[DO THIS] The required result is the exact run of lines beginning at the one containing "What does this" and ending at the last line of the entries.

[DATA FOR THIS TASK]
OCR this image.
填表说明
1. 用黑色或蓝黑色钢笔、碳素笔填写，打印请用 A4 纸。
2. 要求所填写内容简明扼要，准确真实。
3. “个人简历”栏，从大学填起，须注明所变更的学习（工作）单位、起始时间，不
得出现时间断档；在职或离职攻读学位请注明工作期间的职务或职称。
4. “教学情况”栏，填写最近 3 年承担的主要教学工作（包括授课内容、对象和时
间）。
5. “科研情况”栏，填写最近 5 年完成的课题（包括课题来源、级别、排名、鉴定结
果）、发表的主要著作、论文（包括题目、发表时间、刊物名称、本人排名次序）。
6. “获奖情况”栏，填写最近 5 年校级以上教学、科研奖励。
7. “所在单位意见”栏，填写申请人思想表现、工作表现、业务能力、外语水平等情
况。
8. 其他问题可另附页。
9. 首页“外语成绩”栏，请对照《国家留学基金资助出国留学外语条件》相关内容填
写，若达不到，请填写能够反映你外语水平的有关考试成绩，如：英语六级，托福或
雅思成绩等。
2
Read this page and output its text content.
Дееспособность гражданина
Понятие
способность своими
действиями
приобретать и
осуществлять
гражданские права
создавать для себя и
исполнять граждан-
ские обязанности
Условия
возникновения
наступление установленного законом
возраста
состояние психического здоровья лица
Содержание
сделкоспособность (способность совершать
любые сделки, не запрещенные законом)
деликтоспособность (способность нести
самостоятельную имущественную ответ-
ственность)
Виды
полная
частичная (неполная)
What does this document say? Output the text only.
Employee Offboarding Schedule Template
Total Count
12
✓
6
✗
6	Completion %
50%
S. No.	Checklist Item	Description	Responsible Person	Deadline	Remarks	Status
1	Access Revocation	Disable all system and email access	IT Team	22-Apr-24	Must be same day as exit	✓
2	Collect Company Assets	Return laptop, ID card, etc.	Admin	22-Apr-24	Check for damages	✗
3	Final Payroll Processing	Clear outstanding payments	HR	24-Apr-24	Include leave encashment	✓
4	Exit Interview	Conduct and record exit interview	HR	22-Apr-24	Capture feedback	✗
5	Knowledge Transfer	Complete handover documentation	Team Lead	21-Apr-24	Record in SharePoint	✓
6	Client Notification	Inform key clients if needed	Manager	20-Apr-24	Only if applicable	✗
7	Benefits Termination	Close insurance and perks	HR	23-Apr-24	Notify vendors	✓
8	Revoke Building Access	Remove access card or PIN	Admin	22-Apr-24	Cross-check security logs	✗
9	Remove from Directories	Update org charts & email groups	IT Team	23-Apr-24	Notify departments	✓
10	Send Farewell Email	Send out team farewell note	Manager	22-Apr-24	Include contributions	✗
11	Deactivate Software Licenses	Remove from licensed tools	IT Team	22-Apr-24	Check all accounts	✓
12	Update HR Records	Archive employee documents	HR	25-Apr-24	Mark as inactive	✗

[EXPECTED ANSWER]
What does this document say? Output the text only.
Employee Offboarding Schedule Template
Total Count
12
✓
6
✗
6	Completion %
50%
S. No.	Checklist Item	Description	Responsible Person	Deadline	Remarks	Status
1	Access Revocation	Disable all system and email access	IT Team	22-Apr-24	Must be same day as exit	✓
2	Collect Company Assets	Return laptop, ID card, etc.	Admin	22-Apr-24	Check for damages	✗
3	Final Payroll Processing	Clear outstanding payments	HR	24-Apr-24	Include leave encashment	✓
4	Exit Interview	Conduct and record exit interview	HR	22-Apr-24	Capture feedback	✗
5	Knowledge Transfer	Complete handover documentation	Team Lead	21-Apr-24	Record in SharePoint	✓
6	Client Notification	Inform key clients if needed	Manager	20-Apr-24	Only if applicable	✗
7	Benefits Termination	Close insurance and perks	HR	23-Apr-24	Notify vendors	✓
8	Revoke Building Access	Remove access card or PIN	Admin	22-Apr-24	Cross-check security logs	✗
9	Remove from Directories	Update org charts & email groups	IT Team	23-Apr-24	Notify departments	✓
10	Send Farewell Email	Send out team farewell note	Manager	22-Apr-24	Include contributions	✗
11	Deactivate Software Licenses	Remove from licensed tools	IT Team	22-Apr-24	Check all accounts	✓
12	Update HR Records	Archive employee documents	HR	25-Apr-24	Mark as inactive	✗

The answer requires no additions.